● Exercise instructions: Say how many lines contain the string "modified". Give no other output.

Stored data:
- - - - -

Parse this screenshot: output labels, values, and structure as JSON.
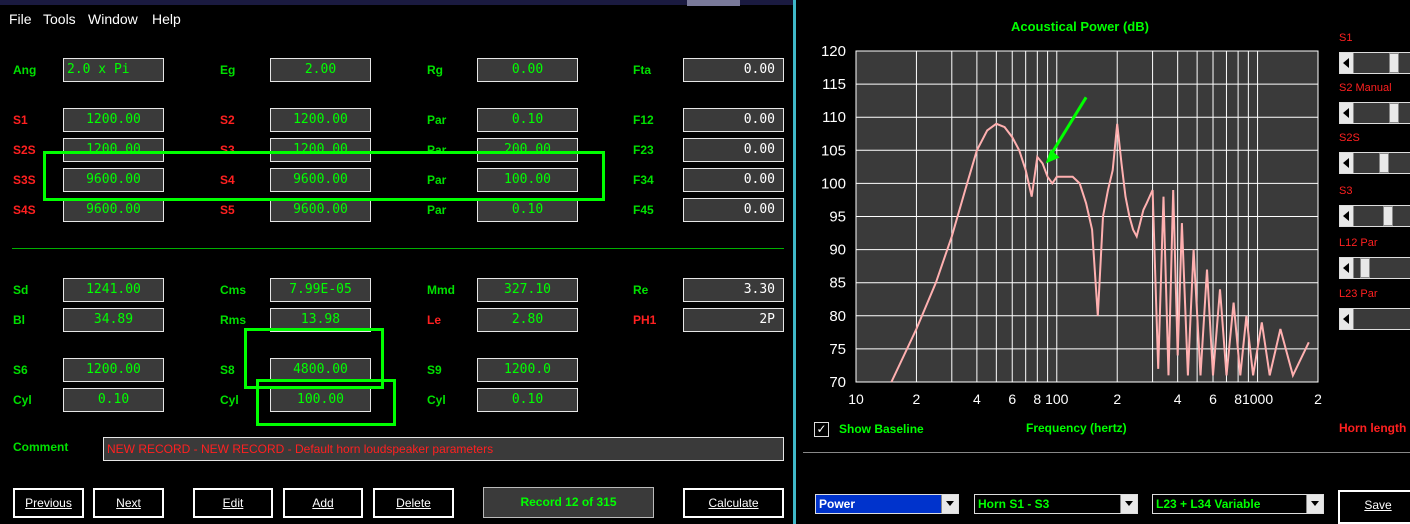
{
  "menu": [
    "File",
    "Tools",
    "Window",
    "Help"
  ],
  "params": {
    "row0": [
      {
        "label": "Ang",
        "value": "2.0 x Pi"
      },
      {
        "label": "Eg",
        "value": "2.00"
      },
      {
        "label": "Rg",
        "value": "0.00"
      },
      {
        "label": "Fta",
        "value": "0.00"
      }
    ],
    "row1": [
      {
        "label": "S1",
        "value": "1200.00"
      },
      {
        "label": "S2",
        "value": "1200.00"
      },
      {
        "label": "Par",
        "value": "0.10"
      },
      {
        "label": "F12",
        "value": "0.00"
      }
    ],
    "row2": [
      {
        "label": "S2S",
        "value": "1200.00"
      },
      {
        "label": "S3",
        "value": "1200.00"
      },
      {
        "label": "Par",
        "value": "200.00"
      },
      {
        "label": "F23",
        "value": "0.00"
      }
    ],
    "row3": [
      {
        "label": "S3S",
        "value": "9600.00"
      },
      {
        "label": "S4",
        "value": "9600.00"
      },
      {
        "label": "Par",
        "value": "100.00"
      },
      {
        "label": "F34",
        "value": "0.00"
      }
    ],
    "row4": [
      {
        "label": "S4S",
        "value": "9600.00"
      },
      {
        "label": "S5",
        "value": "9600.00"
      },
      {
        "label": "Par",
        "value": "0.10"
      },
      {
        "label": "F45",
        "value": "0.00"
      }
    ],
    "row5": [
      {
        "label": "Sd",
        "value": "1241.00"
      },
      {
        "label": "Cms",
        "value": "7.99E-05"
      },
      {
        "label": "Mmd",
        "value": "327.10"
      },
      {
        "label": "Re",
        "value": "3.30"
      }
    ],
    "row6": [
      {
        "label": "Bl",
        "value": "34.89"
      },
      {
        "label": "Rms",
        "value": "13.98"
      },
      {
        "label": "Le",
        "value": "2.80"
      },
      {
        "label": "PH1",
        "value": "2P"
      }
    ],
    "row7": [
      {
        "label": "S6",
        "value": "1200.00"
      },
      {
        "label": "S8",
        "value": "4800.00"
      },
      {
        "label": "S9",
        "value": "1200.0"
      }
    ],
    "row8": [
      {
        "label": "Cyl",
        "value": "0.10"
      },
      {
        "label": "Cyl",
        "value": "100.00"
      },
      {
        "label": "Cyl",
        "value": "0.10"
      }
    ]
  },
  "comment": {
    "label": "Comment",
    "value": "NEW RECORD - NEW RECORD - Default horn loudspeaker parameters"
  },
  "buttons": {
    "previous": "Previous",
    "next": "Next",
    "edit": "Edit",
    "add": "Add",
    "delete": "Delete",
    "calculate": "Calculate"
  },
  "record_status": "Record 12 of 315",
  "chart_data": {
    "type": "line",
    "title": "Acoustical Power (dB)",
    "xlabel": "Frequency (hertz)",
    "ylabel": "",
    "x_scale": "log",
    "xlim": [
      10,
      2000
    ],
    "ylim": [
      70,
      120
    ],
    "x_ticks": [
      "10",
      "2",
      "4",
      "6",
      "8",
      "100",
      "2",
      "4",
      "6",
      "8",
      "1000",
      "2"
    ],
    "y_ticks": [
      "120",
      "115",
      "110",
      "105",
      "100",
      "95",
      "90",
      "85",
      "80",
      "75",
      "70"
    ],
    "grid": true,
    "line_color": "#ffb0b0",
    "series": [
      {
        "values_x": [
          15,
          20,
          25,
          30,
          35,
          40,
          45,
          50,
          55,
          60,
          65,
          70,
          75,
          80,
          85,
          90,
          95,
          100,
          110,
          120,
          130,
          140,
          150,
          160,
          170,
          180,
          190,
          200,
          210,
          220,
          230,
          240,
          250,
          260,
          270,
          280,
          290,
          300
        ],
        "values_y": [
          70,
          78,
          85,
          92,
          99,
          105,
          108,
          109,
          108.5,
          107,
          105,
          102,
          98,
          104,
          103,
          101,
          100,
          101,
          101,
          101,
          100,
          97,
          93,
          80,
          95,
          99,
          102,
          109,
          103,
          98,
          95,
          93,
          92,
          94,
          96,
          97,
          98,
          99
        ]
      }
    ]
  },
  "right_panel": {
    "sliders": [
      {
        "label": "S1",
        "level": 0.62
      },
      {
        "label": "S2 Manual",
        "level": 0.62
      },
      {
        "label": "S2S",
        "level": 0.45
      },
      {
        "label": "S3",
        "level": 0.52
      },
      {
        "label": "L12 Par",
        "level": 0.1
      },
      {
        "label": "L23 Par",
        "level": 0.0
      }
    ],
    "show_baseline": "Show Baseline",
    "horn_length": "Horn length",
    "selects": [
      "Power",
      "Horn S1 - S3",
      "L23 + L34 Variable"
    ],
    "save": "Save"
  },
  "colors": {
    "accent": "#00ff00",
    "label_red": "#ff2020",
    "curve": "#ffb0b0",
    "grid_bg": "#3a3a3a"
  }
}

- - - - -

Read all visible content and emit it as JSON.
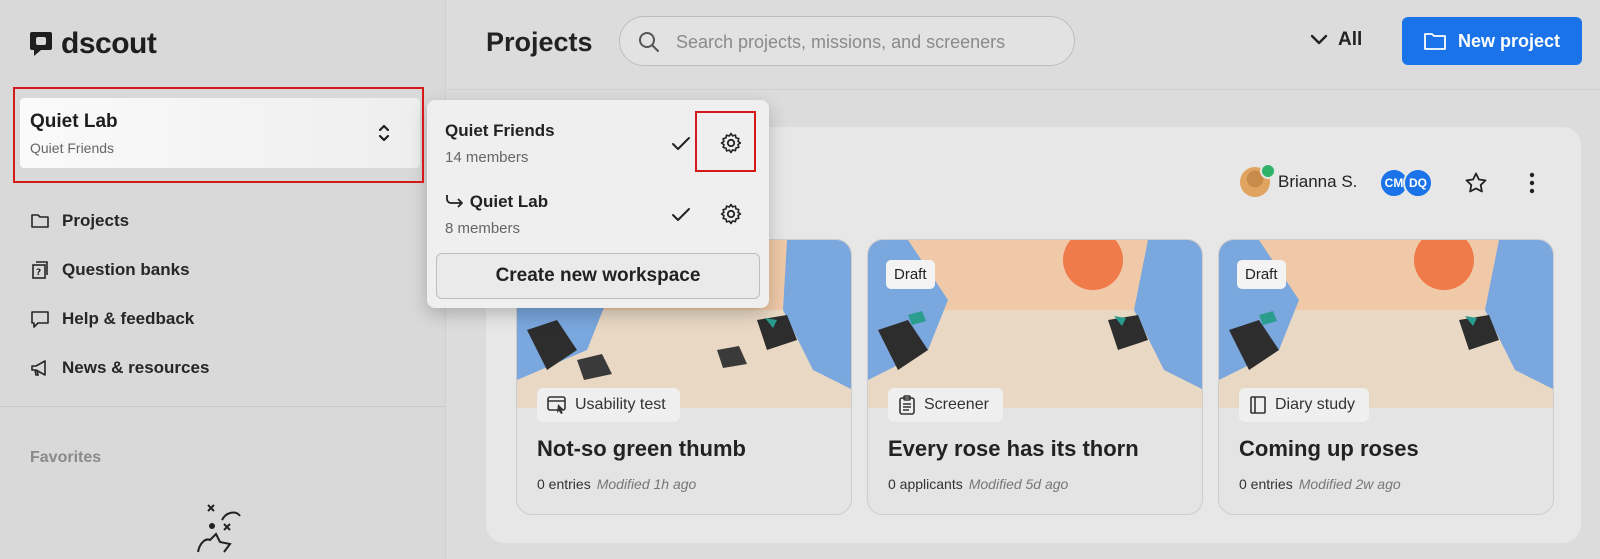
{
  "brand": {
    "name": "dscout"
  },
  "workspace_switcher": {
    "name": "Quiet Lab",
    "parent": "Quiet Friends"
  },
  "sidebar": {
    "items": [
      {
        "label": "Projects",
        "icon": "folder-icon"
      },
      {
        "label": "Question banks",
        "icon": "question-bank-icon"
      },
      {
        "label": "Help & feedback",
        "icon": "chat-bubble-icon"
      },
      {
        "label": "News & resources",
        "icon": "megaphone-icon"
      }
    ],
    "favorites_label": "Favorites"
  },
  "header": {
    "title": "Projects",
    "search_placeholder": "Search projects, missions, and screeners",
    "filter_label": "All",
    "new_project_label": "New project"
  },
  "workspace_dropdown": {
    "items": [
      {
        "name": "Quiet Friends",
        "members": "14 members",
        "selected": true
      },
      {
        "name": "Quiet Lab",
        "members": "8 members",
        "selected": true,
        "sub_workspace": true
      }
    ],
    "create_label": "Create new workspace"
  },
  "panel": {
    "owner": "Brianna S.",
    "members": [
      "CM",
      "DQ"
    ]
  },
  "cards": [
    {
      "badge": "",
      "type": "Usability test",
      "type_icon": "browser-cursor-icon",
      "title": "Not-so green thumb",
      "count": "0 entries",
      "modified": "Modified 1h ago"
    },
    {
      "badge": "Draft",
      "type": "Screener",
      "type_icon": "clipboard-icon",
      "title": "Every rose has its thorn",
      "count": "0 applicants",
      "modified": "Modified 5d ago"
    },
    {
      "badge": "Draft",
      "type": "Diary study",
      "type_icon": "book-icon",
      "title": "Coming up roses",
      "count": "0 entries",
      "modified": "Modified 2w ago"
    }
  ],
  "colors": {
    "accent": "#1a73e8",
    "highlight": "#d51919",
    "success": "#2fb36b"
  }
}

- - - - -

● Output of the exercise: 3